(Chart and figure data)
╔══
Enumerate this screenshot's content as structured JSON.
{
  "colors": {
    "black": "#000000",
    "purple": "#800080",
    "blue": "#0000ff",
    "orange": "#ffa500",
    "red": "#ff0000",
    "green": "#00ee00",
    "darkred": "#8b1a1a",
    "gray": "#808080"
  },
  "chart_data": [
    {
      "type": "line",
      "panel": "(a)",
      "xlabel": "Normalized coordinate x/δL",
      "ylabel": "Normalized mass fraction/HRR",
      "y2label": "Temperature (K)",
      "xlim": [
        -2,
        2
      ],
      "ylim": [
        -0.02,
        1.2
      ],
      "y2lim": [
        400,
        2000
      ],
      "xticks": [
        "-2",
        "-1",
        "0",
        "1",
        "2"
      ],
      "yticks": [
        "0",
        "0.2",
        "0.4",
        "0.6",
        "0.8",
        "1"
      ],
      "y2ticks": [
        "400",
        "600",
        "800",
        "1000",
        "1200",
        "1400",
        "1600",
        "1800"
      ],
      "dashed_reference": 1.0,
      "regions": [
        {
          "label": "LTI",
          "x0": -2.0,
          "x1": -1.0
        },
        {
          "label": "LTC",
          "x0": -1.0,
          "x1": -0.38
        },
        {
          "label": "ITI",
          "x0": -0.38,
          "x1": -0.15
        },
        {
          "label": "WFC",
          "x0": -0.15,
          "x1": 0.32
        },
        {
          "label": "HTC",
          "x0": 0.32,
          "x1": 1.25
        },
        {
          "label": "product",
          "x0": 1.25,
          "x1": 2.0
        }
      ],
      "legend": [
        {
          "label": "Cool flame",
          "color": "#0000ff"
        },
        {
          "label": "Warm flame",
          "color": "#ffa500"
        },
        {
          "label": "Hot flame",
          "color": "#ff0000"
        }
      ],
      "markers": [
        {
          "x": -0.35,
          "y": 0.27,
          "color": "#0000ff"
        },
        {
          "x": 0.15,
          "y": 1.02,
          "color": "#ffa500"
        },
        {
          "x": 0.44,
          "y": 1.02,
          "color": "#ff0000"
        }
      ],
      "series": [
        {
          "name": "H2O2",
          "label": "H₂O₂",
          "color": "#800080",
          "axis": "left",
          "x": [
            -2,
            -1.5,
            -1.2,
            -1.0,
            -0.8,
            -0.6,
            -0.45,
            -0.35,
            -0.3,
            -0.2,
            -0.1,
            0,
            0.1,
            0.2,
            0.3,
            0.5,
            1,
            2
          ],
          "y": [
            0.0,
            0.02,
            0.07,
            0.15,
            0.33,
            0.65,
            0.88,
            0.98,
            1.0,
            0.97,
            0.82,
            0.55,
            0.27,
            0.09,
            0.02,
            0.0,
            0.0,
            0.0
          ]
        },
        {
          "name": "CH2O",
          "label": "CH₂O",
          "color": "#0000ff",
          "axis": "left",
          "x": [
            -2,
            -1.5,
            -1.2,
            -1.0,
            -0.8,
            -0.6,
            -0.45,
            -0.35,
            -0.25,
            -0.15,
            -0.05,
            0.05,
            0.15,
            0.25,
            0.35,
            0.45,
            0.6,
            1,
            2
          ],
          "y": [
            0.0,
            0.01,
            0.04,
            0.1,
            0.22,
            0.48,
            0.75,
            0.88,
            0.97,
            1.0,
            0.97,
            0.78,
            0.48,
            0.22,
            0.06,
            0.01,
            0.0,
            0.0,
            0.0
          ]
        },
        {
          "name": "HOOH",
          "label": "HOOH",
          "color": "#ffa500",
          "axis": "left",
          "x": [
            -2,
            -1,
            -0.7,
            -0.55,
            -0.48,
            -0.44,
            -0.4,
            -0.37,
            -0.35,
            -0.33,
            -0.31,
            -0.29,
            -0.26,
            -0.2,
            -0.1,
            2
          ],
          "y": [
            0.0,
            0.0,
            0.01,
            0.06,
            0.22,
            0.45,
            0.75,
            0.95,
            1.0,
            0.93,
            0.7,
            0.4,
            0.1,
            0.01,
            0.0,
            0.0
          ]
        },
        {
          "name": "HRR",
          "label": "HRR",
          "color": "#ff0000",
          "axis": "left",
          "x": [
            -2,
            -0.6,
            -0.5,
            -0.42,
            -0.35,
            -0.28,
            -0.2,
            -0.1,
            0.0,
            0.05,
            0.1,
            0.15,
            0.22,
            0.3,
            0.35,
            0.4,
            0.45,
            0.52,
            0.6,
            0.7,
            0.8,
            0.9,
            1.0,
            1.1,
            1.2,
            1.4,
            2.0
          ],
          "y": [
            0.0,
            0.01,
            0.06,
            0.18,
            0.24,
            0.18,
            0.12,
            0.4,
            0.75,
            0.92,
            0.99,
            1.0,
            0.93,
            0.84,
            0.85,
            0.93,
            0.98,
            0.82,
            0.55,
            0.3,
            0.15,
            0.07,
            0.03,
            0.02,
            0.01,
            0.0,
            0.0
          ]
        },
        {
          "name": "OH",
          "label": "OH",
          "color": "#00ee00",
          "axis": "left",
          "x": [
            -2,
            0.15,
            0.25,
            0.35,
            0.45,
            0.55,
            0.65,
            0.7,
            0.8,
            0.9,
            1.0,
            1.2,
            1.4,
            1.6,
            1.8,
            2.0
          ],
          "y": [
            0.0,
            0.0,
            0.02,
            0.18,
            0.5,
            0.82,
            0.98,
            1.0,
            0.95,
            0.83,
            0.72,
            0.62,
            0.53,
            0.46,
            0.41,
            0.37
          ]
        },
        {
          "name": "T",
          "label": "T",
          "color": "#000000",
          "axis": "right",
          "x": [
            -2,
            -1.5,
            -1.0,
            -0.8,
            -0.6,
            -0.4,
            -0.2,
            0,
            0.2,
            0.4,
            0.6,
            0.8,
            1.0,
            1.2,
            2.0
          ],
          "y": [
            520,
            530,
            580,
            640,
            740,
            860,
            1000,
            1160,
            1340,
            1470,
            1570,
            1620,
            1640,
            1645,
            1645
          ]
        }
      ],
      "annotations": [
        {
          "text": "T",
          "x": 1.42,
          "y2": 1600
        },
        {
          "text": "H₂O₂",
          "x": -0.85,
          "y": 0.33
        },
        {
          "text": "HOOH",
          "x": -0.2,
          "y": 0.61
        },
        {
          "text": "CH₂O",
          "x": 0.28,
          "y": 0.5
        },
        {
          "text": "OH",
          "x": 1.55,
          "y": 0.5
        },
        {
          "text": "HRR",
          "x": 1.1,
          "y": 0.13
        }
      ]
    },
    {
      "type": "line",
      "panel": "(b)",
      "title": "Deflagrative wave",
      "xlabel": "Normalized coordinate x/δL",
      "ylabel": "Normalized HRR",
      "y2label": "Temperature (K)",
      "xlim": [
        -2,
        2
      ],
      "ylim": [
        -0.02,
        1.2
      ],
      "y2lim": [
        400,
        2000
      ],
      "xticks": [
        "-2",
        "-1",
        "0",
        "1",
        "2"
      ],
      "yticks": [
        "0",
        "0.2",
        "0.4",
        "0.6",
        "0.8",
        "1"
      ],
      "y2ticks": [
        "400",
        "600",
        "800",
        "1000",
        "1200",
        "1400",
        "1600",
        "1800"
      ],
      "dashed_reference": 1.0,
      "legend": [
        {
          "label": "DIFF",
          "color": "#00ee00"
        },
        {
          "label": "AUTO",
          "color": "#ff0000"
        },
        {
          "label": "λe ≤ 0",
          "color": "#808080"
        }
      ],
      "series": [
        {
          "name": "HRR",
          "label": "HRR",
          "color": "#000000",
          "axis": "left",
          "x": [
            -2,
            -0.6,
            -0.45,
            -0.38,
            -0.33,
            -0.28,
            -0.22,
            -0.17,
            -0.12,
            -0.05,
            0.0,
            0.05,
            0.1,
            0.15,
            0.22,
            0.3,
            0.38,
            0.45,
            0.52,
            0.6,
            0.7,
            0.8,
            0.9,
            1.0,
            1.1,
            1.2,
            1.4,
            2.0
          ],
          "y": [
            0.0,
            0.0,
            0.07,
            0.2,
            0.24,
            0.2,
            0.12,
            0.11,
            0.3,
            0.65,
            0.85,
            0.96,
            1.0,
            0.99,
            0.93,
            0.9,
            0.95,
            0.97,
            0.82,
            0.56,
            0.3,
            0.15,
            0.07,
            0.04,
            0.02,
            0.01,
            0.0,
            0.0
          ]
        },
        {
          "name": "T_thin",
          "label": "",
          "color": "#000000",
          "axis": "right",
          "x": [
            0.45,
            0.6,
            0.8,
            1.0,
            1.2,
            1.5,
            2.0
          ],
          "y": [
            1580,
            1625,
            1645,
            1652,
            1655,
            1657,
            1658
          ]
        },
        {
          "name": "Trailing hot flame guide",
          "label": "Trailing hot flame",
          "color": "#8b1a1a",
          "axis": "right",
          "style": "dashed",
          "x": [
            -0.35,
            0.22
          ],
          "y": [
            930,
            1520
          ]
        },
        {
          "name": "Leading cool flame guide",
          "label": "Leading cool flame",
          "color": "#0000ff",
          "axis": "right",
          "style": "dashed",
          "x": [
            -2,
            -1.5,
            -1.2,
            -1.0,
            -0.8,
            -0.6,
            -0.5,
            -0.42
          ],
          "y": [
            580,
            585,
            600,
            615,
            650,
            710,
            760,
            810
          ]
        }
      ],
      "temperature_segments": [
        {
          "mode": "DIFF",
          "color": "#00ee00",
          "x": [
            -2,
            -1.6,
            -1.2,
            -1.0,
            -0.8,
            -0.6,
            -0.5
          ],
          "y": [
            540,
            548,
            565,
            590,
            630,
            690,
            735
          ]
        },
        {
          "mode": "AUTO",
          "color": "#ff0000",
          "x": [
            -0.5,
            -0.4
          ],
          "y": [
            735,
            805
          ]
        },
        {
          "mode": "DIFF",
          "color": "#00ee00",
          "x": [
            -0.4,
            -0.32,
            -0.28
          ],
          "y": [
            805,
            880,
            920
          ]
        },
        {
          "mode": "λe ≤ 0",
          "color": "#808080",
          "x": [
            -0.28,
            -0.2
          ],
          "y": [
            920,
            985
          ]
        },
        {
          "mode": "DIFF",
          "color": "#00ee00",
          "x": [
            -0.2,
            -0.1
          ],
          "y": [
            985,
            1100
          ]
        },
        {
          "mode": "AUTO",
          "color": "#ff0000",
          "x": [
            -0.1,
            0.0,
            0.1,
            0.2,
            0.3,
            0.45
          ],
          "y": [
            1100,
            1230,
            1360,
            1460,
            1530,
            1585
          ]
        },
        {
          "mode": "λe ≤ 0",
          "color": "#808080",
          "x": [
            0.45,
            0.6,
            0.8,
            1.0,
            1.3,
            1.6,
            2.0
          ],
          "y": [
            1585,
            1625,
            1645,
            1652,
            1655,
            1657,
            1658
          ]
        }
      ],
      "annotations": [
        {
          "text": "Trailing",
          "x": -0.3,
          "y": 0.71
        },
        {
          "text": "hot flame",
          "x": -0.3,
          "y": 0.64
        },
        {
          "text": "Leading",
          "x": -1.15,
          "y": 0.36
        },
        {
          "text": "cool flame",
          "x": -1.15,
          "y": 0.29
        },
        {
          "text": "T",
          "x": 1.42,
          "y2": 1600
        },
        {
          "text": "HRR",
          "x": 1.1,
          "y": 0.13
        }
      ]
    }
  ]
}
╚══
• Brief:
Which lines contain the word "Leading"? Return each of them.

• Finished task:
          "name": "Leading cool flame guide",
          "label": "Leading cool flame",
          "text": "Leading",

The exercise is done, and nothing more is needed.